[A block of data]
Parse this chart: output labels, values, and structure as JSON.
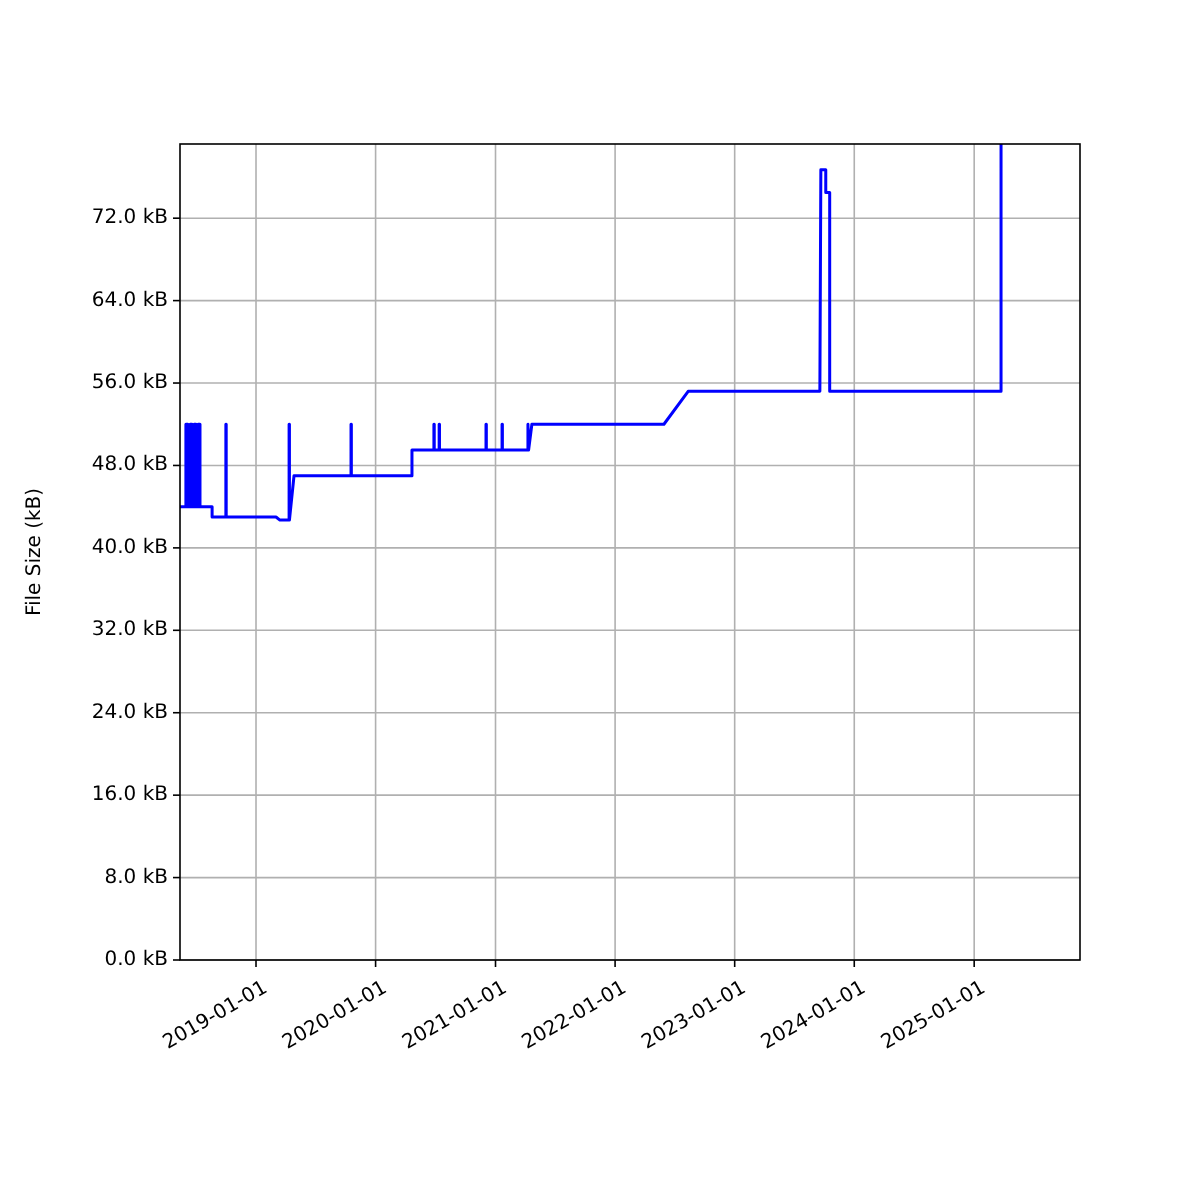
{
  "chart_data": {
    "type": "line",
    "ylabel": "File Size (kB)",
    "x": [
      "2018-05-14",
      "2018-06-01",
      "2018-06-01",
      "2018-06-07",
      "2018-06-07",
      "2018-06-14",
      "2018-06-14",
      "2018-06-20",
      "2018-06-20",
      "2018-06-26",
      "2018-06-26",
      "2018-07-02",
      "2018-07-02",
      "2018-07-08",
      "2018-07-08",
      "2018-07-14",
      "2018-07-14",
      "2018-08-20",
      "2018-08-20",
      "2018-10-01",
      "2018-10-01",
      "2018-10-02",
      "2018-10-02",
      "2019-03-03",
      "2019-03-15",
      "2019-04-12",
      "2019-04-12",
      "2019-04-13",
      "2019-04-13",
      "2019-04-27",
      "2019-10-18",
      "2019-10-18",
      "2019-10-19",
      "2019-10-19",
      "2020-04-21",
      "2020-04-21",
      "2020-06-27",
      "2020-06-27",
      "2020-06-28",
      "2020-06-28",
      "2020-07-13",
      "2020-07-13",
      "2020-07-14",
      "2020-07-14",
      "2020-12-03",
      "2020-12-03",
      "2020-12-04",
      "2020-12-04",
      "2021-01-21",
      "2021-01-21",
      "2021-01-22",
      "2021-01-22",
      "2021-04-10",
      "2021-04-10",
      "2021-04-12",
      "2021-04-22",
      "2022-05-30",
      "2022-08-12",
      "2023-09-18",
      "2023-09-21",
      "2023-10-06",
      "2023-10-06",
      "2023-10-18",
      "2023-10-18",
      "2023-10-24",
      "2023-10-24",
      "2025-03-24",
      "2025-03-24"
    ],
    "series": [
      {
        "color": "#0000ff",
        "values": [
          44,
          44,
          52,
          52,
          44,
          44,
          52,
          52,
          44,
          44,
          52,
          52,
          44,
          44,
          52,
          52,
          44,
          44,
          43,
          43,
          52,
          52,
          43,
          43,
          42.7,
          42.7,
          52,
          52,
          42.7,
          47,
          47,
          52,
          52,
          47,
          47,
          49.5,
          49.5,
          52,
          52,
          49.5,
          49.5,
          52,
          52,
          49.5,
          49.5,
          52,
          52,
          49.5,
          49.5,
          52,
          52,
          49.5,
          49.5,
          52,
          49.5,
          52,
          52,
          55.2,
          55.2,
          76.7,
          76.7,
          74.5,
          74.5,
          55.2,
          55.2,
          55.2,
          55.2,
          79.2
        ]
      }
    ],
    "xlim": [
      "2018-05-14",
      "2025-11-20"
    ],
    "xticks": [
      "2019-01-01",
      "2020-01-01",
      "2021-01-01",
      "2022-01-01",
      "2023-01-01",
      "2024-01-01",
      "2025-01-01"
    ],
    "ylim": [
      0,
      79.2
    ],
    "yticks": [
      {
        "value": 0,
        "label": "0.0 kB"
      },
      {
        "value": 8,
        "label": "8.0 kB"
      },
      {
        "value": 16,
        "label": "16.0 kB"
      },
      {
        "value": 24,
        "label": "24.0 kB"
      },
      {
        "value": 32,
        "label": "32.0 kB"
      },
      {
        "value": 40,
        "label": "40.0 kB"
      },
      {
        "value": 48,
        "label": "48.0 kB"
      },
      {
        "value": 56,
        "label": "56.0 kB"
      },
      {
        "value": 64,
        "label": "64.0 kB"
      },
      {
        "value": 72,
        "label": "72.0 kB"
      }
    ],
    "grid": true
  }
}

= EXERCISE REQUIREMENTS =
Find the word "values" in the records and pull out each line that has it.

= THE COMPLETED TASK =
Parse this chart: output labels, values, and structure as JSON.
        "values": [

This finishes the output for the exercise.